**Set exercise:** Return the records word for word. Any pictures in them are not part of the copy.

**Working data:**
* begin *

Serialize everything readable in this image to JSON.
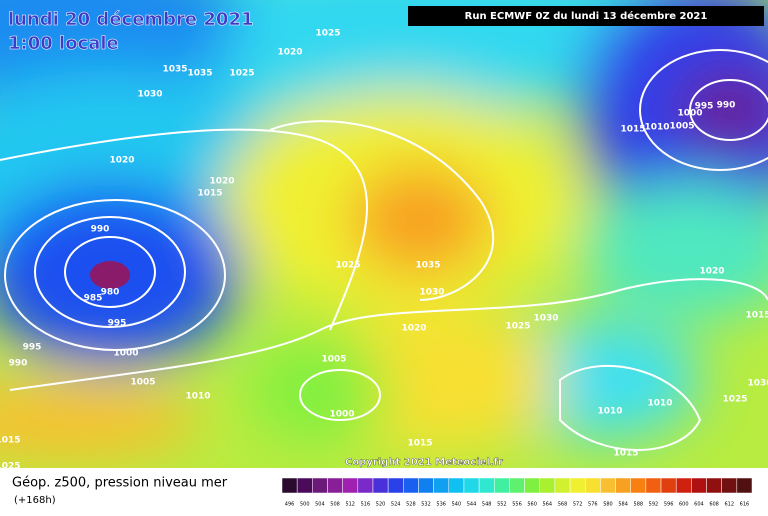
{
  "header": {
    "date": "lundi 20 décembre 2021",
    "time": "1:00 locale",
    "run": "Run ECMWF 0Z du lundi 13 décembre 2021"
  },
  "copyright": "Copyright 2021 Meteociel.fr",
  "footer": {
    "title": "Géop. z500, pression niveau mer",
    "lead": "(+168h)"
  },
  "isobar_labels": [
    1025,
    1020,
    1035,
    1035,
    1025,
    1030,
    1020,
    1015,
    1020,
    990,
    985,
    980,
    995,
    995,
    990,
    1000,
    1005,
    1010,
    1025,
    1035,
    1030,
    1020,
    1025,
    1030,
    1005,
    1000,
    1015,
    1015,
    1010,
    1010,
    1025,
    1020,
    1015,
    1010,
    1005,
    1000,
    995,
    990,
    1015,
    1030,
    1015,
    1025
  ],
  "colorbar": {
    "labels": [
      496,
      500,
      504,
      508,
      512,
      516,
      520,
      524,
      528,
      532,
      536,
      540,
      544,
      548,
      552,
      556,
      560,
      564,
      568,
      572,
      576,
      580,
      584,
      588,
      592,
      596,
      600,
      604,
      608,
      612,
      616
    ],
    "colors": [
      "#2a0a2e",
      "#4b0a5a",
      "#6c1a7a",
      "#8a1e99",
      "#a020b0",
      "#7a2ac8",
      "#4a30d8",
      "#2a40e8",
      "#1a60f0",
      "#1080f0",
      "#10a0f0",
      "#10c0f0",
      "#20d8e8",
      "#30e8d0",
      "#40f0a0",
      "#60f070",
      "#80f040",
      "#a8f030",
      "#d0f030",
      "#f0f030",
      "#f8e030",
      "#f8c030",
      "#f8a020",
      "#f88010",
      "#f06010",
      "#e04010",
      "#d02010",
      "#b01010",
      "#901010",
      "#701010",
      "#501010"
    ]
  }
}
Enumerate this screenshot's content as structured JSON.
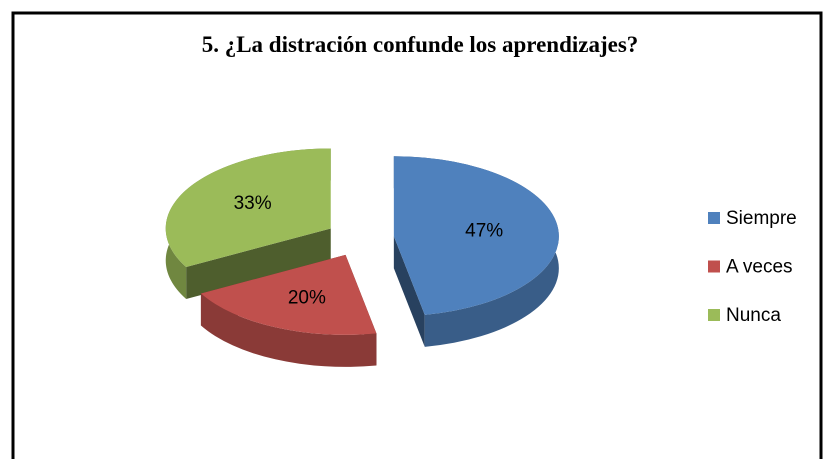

* end *

**Task answer:**
Serialize everything readable in this image to JSON.
{
  "header": {
    "date": "lundi 20 décembre 2021",
    "time": "1:00 locale",
    "run": "Run ECMWF 0Z du lundi 13 décembre 2021"
  },
  "copyright": "Copyright 2021 Meteociel.fr",
  "footer": {
    "title": "Géop. z500, pression niveau mer",
    "lead": "(+168h)"
  },
  "isobar_labels": [
    1025,
    1020,
    1035,
    1035,
    1025,
    1030,
    1020,
    1015,
    1020,
    990,
    985,
    980,
    995,
    995,
    990,
    1000,
    1005,
    1010,
    1025,
    1035,
    1030,
    1020,
    1025,
    1030,
    1005,
    1000,
    1015,
    1015,
    1010,
    1010,
    1025,
    1020,
    1015,
    1010,
    1005,
    1000,
    995,
    990,
    1015,
    1030,
    1015,
    1025
  ],
  "colorbar": {
    "labels": [
      496,
      500,
      504,
      508,
      512,
      516,
      520,
      524,
      528,
      532,
      536,
      540,
      544,
      548,
      552,
      556,
      560,
      564,
      568,
      572,
      576,
      580,
      584,
      588,
      592,
      596,
      600,
      604,
      608,
      612,
      616
    ],
    "colors": [
      "#2a0a2e",
      "#4b0a5a",
      "#6c1a7a",
      "#8a1e99",
      "#a020b0",
      "#7a2ac8",
      "#4a30d8",
      "#2a40e8",
      "#1a60f0",
      "#1080f0",
      "#10a0f0",
      "#10c0f0",
      "#20d8e8",
      "#30e8d0",
      "#40f0a0",
      "#60f070",
      "#80f040",
      "#a8f030",
      "#d0f030",
      "#f0f030",
      "#f8e030",
      "#f8c030",
      "#f8a020",
      "#f88010",
      "#f06010",
      "#e04010",
      "#d02010",
      "#b01010",
      "#901010",
      "#701010",
      "#501010"
    ]
  }
}
Enumerate this screenshot's content as structured JSON.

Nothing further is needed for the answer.